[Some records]
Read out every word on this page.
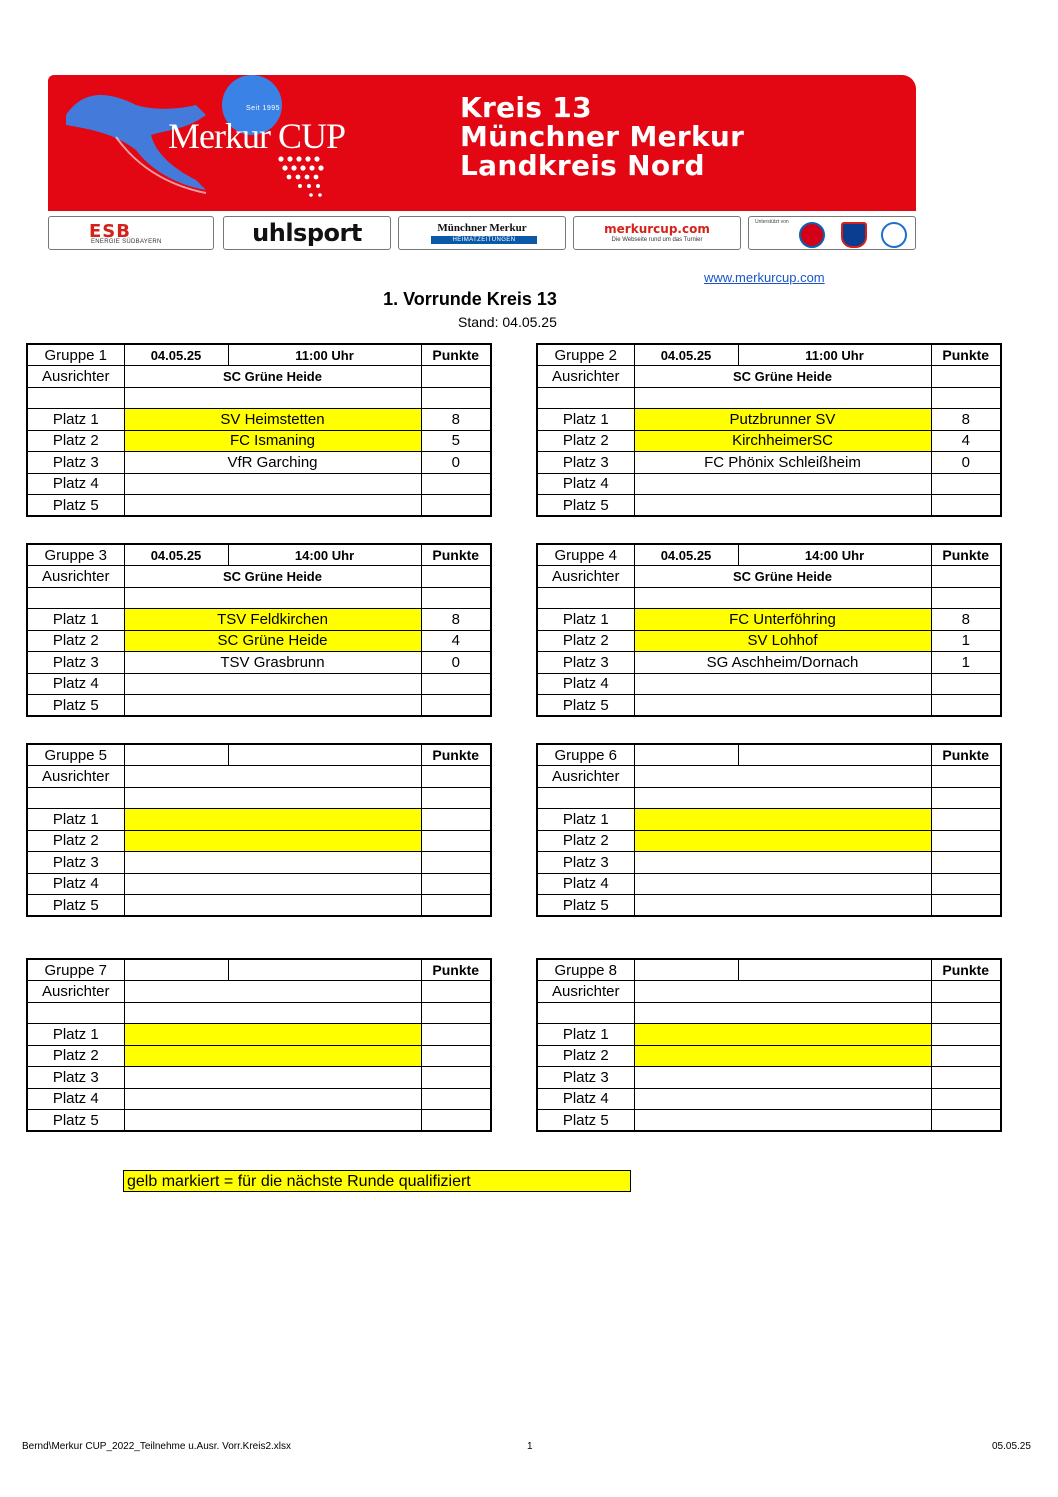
Seit 1995
Merkur CUP
Kreis 13
Münchner Merkur
Landkreis Nord
ESB
ENERGIE SÜDBAYERN	uhlsport	Münchner Merkur
HEIMATZEITUNGEN
merkurcup.com
Die Webseite rund um das Turnier
Unterstützt von
www.merkurcup.com
1. Vorrunde Kreis 13
Stand: 04.05.25
Gruppe 1	04.05.25	11:00 Uhr	Punkte
Ausrichter	SC Grüne Heide		

Platz 1	SV Heimstetten		8
Platz 2	FC Ismaning		5
Platz 3	VfR Garching		0
Platz 4			
Platz 5			
Gruppe 2	04.05.25	11:00 Uhr	Punkte
Ausrichter	SC Grüne Heide		

Platz 1	Putzbrunner SV		8
Platz 2	KirchheimerSC		4
Platz 3	FC Phönix Schleißheim		0
Platz 4			
Platz 5			
Gruppe 3	04.05.25	14:00 Uhr	Punkte
Ausrichter	SC Grüne Heide		

Platz 1	TSV Feldkirchen		8
Platz 2	SC Grüne Heide		4
Platz 3	TSV Grasbrunn		0
Platz 4			
Platz 5			
Gruppe 4	04.05.25	14:00 Uhr	Punkte
Ausrichter	SC Grüne Heide		

Platz 1	FC Unterföhring		8
Platz 2	SV Lohhof		1
Platz 3	SG Aschheim/Dornach		1
Platz 4			
Platz 5			
Gruppe 5			Punkte
Ausrichter			

Platz 1			
Platz 2			
Platz 3			
Platz 4			
Platz 5			
Gruppe 6			Punkte
Ausrichter			

Platz 1			
Platz 2			
Platz 3			
Platz 4			
Platz 5			
Gruppe 7			Punkte
Ausrichter			

Platz 1			
Platz 2			
Platz 3			
Platz 4			
Platz 5			
Gruppe 8			Punkte
Ausrichter			

Platz 1			
Platz 2			
Platz 3			
Platz 4			
Platz 5			
gelb markiert = für die nächste Runde qualifiziert
Bernd\Merkur CUP_2022_Teilnehme u.Ausr. Vorr.Kreis2.xlsx	1	05.05.25
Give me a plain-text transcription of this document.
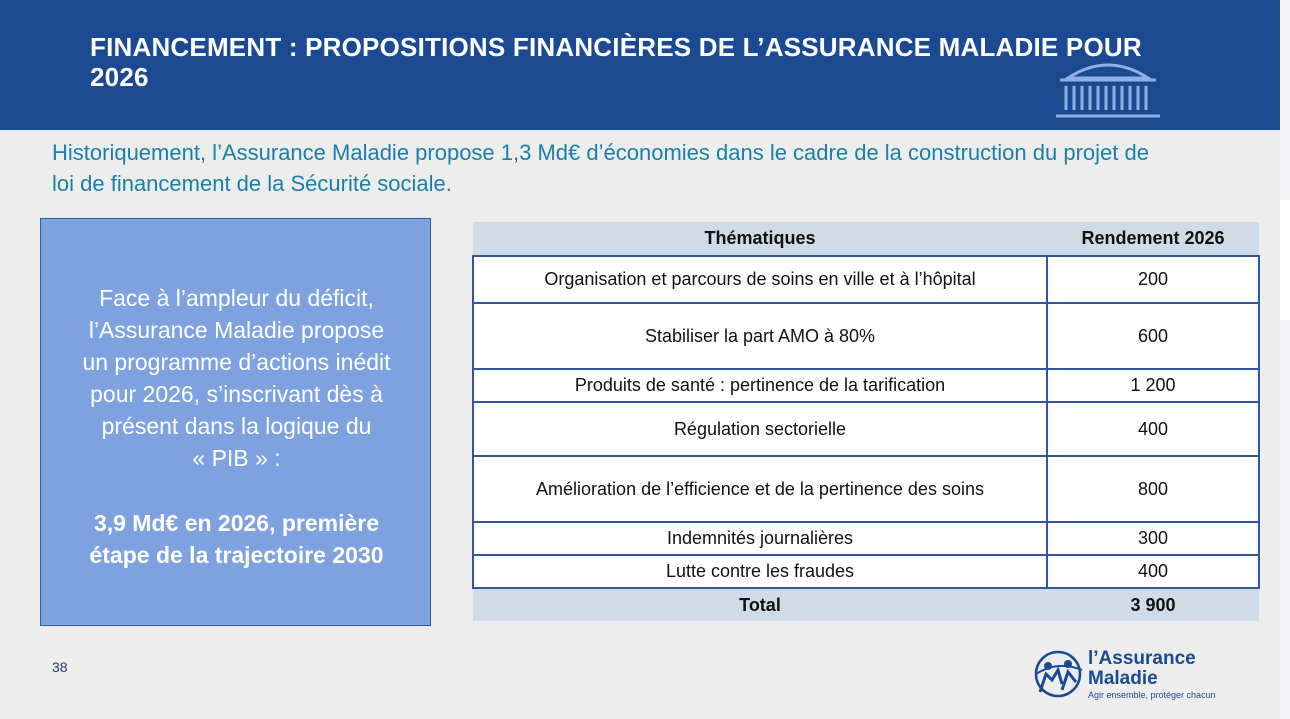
FINANCEMENT : PROPOSITIONS FINANCIÈRES DE L’ASSURANCE MALADIE POUR
2026
Historiquement, l’Assurance Maladie propose 1,3 Md€ d’économies dans le cadre de la construction du projet de
loi de financement de la Sécurité sociale.
Face à l’ampleur du déficit,
l’Assurance Maladie propose
un programme d’actions inédit
pour 2026, s’inscrivant dès à
présent dans la logique du
« PIB » :
3,9 Md€ en 2026, première
étape de la trajectoire 2030
Thématiques	Rendement 2026
Organisation et parcours de soins en ville et à l’hôpital	200
Stabiliser la part AMO à 80%	600
Produits de santé : pertinence de la tarification	1 200
Régulation sectorielle	400
Amélioration de l’efficience et de la pertinence des soins	800
Indemnités journalières	300
Lutte contre les fraudes	400
Total	3 900
38	l’Assurance
Maladie
Agir ensemble, protéger chacun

* [YOUR INSTRUCTIONS] Scan the material above for the string "soins" and report each line where you find it.

* [SOLUTION TO THE EXERCISE]
Organisation et parcours de soins en ville et à l’hôpital	200
Amélioration de l’efficience et de la pertinence des soins	800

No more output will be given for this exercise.